### Exercise prompt
Write out exactly the lines running from the one that contains "Serialize everything readable" through the end of the material.

--- begin Supplied records ---

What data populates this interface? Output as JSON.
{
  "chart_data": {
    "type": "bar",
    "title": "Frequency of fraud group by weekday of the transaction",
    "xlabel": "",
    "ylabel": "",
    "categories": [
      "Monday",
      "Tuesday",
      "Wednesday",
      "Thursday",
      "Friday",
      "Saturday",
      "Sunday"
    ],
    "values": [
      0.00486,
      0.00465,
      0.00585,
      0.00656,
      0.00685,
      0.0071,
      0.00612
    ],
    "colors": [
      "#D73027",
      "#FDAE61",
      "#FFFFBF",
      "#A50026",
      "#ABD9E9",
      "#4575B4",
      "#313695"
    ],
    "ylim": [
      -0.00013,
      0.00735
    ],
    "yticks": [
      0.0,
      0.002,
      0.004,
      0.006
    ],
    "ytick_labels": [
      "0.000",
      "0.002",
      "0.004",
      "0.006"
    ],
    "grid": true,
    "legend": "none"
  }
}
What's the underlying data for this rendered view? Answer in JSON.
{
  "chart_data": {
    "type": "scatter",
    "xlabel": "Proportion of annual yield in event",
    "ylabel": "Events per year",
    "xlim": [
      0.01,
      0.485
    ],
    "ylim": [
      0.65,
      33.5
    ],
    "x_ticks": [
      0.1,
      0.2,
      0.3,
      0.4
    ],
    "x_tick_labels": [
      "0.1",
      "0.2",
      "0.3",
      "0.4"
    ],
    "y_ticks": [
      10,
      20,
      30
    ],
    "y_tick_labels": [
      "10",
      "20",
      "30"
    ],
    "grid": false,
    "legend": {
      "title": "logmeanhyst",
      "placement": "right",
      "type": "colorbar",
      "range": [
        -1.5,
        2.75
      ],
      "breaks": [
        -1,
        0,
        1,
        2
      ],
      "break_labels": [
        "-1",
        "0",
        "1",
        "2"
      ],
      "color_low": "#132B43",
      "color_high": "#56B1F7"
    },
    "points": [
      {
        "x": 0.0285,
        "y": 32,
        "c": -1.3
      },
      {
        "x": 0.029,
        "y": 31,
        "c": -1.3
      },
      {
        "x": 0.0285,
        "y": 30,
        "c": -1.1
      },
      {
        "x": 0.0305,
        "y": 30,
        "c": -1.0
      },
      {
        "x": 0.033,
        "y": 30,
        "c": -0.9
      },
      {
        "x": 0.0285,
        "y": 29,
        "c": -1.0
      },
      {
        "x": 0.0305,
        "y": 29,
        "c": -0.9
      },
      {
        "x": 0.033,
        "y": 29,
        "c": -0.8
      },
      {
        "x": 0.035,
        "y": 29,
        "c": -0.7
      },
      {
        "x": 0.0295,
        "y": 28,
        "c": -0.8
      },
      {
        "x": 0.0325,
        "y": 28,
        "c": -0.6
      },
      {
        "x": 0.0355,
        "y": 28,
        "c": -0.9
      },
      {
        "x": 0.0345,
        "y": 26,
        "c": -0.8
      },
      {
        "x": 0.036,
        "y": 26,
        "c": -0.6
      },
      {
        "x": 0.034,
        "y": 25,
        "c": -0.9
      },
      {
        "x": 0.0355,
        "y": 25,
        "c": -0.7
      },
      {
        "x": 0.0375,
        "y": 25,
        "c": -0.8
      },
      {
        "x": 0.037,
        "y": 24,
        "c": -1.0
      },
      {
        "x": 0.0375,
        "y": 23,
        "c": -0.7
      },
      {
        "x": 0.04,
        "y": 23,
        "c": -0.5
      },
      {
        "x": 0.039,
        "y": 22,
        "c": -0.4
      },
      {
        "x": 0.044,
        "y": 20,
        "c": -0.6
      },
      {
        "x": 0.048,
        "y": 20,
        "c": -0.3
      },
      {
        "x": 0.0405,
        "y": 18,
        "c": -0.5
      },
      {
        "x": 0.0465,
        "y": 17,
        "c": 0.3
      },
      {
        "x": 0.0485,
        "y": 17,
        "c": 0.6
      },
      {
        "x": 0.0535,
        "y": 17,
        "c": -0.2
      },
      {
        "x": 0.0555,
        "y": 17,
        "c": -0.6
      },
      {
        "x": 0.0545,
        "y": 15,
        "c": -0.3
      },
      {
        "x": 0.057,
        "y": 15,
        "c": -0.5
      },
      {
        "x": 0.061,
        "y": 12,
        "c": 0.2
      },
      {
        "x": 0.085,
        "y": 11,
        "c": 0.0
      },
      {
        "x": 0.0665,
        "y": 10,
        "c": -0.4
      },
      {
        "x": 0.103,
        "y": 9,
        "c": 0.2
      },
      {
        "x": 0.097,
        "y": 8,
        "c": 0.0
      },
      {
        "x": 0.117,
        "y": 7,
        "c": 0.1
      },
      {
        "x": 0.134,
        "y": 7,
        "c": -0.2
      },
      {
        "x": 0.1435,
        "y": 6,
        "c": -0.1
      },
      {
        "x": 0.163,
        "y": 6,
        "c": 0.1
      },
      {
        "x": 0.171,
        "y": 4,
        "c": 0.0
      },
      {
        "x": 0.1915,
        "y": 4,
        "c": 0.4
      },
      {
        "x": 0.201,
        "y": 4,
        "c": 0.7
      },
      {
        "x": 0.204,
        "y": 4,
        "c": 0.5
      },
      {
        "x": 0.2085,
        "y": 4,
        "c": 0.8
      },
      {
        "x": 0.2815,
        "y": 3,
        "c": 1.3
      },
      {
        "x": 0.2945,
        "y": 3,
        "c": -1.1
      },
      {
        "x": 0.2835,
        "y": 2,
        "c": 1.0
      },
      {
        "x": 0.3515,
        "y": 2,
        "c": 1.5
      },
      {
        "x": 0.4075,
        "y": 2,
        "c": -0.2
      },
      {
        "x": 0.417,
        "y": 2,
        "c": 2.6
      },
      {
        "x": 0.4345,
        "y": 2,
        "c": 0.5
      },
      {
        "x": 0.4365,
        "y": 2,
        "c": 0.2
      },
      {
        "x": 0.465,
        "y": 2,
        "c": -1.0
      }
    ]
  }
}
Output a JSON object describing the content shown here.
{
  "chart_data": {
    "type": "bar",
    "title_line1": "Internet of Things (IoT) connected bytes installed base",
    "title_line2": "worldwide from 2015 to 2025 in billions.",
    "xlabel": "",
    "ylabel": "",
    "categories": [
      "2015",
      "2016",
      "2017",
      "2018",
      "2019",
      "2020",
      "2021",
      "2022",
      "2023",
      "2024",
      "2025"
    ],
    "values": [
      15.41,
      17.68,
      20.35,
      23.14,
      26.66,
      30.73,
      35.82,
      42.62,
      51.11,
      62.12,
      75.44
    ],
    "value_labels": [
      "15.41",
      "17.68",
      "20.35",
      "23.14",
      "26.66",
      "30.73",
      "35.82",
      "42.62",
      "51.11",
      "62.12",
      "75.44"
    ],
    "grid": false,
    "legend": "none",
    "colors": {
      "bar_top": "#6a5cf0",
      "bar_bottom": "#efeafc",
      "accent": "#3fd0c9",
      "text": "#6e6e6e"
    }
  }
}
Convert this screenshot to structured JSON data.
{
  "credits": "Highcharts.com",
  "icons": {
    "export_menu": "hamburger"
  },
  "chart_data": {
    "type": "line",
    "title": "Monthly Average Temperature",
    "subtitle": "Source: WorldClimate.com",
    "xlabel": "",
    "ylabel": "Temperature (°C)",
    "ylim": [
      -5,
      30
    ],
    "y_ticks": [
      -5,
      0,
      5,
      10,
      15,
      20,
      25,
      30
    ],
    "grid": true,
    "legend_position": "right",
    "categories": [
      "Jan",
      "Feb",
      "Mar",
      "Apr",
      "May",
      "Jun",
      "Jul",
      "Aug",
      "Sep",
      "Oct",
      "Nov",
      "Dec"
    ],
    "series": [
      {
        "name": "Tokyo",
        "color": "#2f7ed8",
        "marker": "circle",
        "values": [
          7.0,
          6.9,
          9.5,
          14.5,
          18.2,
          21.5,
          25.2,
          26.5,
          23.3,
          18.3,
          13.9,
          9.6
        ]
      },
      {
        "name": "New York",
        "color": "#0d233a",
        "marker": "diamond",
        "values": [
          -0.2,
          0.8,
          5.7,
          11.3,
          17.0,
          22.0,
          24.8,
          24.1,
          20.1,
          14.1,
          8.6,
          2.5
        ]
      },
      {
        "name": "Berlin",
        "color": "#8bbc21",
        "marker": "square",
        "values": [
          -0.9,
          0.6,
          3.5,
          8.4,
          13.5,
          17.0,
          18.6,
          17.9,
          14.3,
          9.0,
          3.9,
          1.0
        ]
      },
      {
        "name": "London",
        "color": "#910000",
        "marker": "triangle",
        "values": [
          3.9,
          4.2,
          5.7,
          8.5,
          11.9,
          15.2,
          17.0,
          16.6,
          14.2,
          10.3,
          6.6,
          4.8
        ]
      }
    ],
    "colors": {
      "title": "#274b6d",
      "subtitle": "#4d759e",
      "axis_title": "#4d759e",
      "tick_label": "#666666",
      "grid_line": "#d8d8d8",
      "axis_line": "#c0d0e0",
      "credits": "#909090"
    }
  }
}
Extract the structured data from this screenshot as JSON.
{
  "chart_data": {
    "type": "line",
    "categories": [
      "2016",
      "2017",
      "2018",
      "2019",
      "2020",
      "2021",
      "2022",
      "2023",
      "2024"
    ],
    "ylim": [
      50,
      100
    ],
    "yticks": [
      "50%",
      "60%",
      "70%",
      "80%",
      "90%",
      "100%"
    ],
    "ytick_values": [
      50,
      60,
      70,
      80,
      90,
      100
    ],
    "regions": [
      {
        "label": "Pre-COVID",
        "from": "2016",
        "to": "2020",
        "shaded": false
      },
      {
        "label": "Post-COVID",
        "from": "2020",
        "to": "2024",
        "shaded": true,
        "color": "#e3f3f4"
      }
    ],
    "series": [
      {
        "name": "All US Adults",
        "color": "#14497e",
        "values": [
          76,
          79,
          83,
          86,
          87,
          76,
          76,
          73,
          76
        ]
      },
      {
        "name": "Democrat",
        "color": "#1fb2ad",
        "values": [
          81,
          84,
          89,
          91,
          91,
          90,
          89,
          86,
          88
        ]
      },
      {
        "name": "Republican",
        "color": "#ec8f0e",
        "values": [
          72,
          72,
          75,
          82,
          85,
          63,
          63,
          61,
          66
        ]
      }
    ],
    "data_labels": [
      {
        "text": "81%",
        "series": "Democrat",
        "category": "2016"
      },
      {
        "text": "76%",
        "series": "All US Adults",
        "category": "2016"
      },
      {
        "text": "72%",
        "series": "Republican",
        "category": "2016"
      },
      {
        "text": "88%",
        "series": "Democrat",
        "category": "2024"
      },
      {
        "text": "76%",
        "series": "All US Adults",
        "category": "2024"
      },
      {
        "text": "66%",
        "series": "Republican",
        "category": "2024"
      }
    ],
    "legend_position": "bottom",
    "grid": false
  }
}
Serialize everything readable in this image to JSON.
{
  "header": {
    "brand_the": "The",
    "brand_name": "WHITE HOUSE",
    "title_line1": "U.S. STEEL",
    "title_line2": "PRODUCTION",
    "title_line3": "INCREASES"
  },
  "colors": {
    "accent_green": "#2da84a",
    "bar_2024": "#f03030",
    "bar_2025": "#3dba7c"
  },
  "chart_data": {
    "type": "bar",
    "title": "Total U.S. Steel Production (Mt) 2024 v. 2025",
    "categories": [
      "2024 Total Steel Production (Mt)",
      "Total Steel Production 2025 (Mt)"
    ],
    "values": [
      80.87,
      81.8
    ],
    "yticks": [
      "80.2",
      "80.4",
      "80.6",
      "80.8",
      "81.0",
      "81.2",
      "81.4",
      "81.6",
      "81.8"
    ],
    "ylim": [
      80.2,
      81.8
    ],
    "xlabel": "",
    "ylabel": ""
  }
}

--- end Supplied records ---

### Exercise result
Serialize everything readable in this image to JSON.
{
  "header": {
    "brand_the": "The",
    "brand_name": "WHITE HOUSE",
    "title_line1": "U.S. STEEL",
    "title_line2": "PRODUCTION",
    "title_line3": "INCREASES"
  },
  "colors": {
    "accent_green": "#2da84a",
    "bar_2024": "#f03030",
    "bar_2025": "#3dba7c"
  },
  "chart_data": {
    "type": "bar",
    "title": "Total U.S. Steel Production (Mt) 2024 v. 2025",
    "categories": [
      "2024 Total Steel Production (Mt)",
      "Total Steel Production 2025 (Mt)"
    ],
    "values": [
      80.87,
      81.8
    ],
    "yticks": [
      "80.2",
      "80.4",
      "80.6",
      "80.8",
      "81.0",
      "81.2",
      "81.4",
      "81.6",
      "81.8"
    ],
    "ylim": [
      80.2,
      81.8
    ],
    "xlabel": "",
    "ylabel": ""
  }
}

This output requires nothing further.